Stored entries
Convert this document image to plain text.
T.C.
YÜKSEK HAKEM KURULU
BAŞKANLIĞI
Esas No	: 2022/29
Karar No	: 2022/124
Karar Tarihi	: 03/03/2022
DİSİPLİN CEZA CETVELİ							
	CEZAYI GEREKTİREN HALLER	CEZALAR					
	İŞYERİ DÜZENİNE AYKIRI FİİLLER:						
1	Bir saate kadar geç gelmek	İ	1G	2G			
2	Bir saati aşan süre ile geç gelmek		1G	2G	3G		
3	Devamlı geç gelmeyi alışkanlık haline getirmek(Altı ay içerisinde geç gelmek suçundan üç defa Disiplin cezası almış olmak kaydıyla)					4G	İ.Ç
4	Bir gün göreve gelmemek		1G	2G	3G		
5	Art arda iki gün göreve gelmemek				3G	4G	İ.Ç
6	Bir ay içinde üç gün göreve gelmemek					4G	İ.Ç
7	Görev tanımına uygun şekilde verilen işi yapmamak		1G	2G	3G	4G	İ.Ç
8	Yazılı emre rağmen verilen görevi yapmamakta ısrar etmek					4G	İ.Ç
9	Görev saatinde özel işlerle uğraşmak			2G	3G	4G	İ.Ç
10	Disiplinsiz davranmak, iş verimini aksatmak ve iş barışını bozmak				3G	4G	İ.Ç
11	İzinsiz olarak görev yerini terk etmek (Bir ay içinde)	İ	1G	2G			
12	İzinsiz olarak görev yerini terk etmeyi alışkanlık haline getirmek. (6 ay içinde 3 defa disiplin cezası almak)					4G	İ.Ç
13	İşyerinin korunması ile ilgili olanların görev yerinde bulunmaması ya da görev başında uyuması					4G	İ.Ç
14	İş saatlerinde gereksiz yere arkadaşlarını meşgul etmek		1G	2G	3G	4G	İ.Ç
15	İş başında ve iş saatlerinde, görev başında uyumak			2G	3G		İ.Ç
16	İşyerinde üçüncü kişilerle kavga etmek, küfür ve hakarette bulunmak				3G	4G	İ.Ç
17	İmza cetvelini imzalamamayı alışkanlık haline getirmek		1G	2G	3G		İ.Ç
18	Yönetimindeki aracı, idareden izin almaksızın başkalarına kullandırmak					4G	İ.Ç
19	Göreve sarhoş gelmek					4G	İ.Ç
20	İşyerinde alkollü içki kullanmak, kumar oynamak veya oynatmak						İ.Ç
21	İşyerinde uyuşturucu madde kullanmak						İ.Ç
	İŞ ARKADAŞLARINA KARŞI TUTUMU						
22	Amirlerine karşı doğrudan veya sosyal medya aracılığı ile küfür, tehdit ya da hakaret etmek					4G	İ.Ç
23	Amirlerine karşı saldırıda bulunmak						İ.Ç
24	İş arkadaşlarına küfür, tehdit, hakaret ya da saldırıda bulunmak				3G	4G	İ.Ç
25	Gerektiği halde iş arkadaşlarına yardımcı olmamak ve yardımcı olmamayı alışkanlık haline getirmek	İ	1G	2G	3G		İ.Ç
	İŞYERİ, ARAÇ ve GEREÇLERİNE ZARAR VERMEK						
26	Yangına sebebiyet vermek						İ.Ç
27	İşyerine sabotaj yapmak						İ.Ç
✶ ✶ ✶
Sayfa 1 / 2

Your instructions
Go through the material above and count the lines that contain "terk"; answer with the number alone.

Written response
2